* Do this *
Do any lines in the data below contain "Congo"? If so, copy every one of them.

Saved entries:
□ □ □ □ □ □ □
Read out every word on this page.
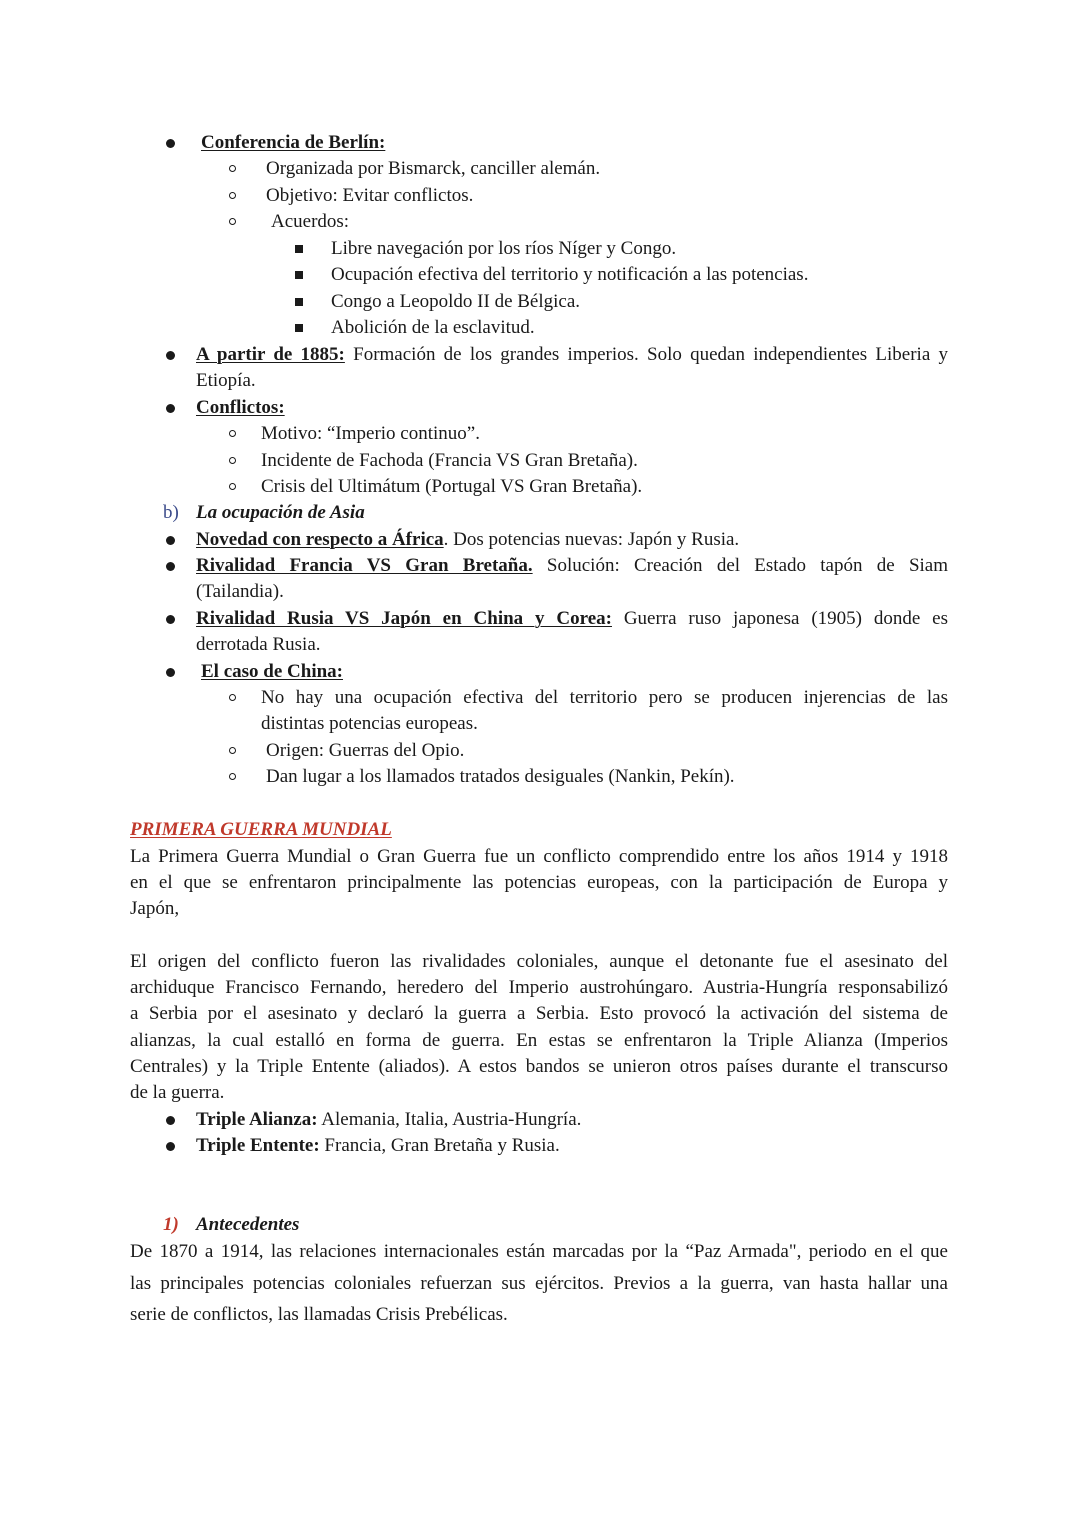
Conferencia de Berlín:
Organizada por Bismarck, canciller alemán.
Objetivo: Evitar conflictos.
Acuerdos:
Libre navegación por los ríos Níger y Congo.
Ocupación efectiva del territorio y notificación a las potencias.
Congo a Leopoldo II de Bélgica.
Abolición de la esclavitud.
A partir de 1885: Formación de los grandes imperios. Solo quedan independientes Liberia y
Etiopía.
Conflictos:
Motivo: “Imperio continuo”.
Incidente de Fachoda (Francia VS Gran Bretaña).
Crisis del Ultimátum (Portugal VS Gran Bretaña).
b) La ocupación de Asia
Novedad con respecto a África. Dos potencias nuevas: Japón y Rusia.
Rivalidad Francia VS Gran Bretaña. Solución: Creación del Estado tapón de Siam
(Tailandia).
Rivalidad Rusia VS Japón en China y Corea: Guerra ruso japonesa (1905) donde es
derrotada Rusia.
El caso de China:
No hay una ocupación efectiva del territorio pero se producen injerencias de las
distintas potencias europeas.
Origen: Guerras del Opio.
Dan lugar a los llamados tratados desiguales (Nankin, Pekín).
PRIMERA GUERRA MUNDIAL
La Primera Guerra Mundial o Gran Guerra fue un conflicto comprendido entre los años 1914 y 1918
en el que se enfrentaron principalmente las potencias europeas, con la participación de Europa y
Japón,
El origen del conflicto fueron las rivalidades coloniales, aunque el detonante fue el asesinato del
archiduque Francisco Fernando, heredero del Imperio austrohúngaro. Austria-Hungría responsabilizó
a Serbia por el asesinato y declaró la guerra a Serbia. Esto provocó la activación del sistema de
alianzas, la cual estalló en forma de guerra. En estas se enfrentaron la Triple Alianza (Imperios
Centrales) y la Triple Entente (aliados). A estos bandos se unieron otros países durante el transcurso
de la guerra.
Triple Alianza: Alemania, Italia, Austria-Hungría.
Triple Entente: Francia, Gran Bretaña y Rusia.
1) Antecedentes
De 1870 a 1914, las relaciones internacionales están marcadas por la “Paz Armada", periodo en el que
las principales potencias coloniales refuerzan sus ejércitos. Previos a la guerra, van hasta hallar una
serie de conflictos, las llamadas Crisis Prebélicas.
□ □ □ □ □ □ □
* Finished answer *
Libre navegación por los ríos Níger y Congo.
Congo a Leopoldo II de Bélgica.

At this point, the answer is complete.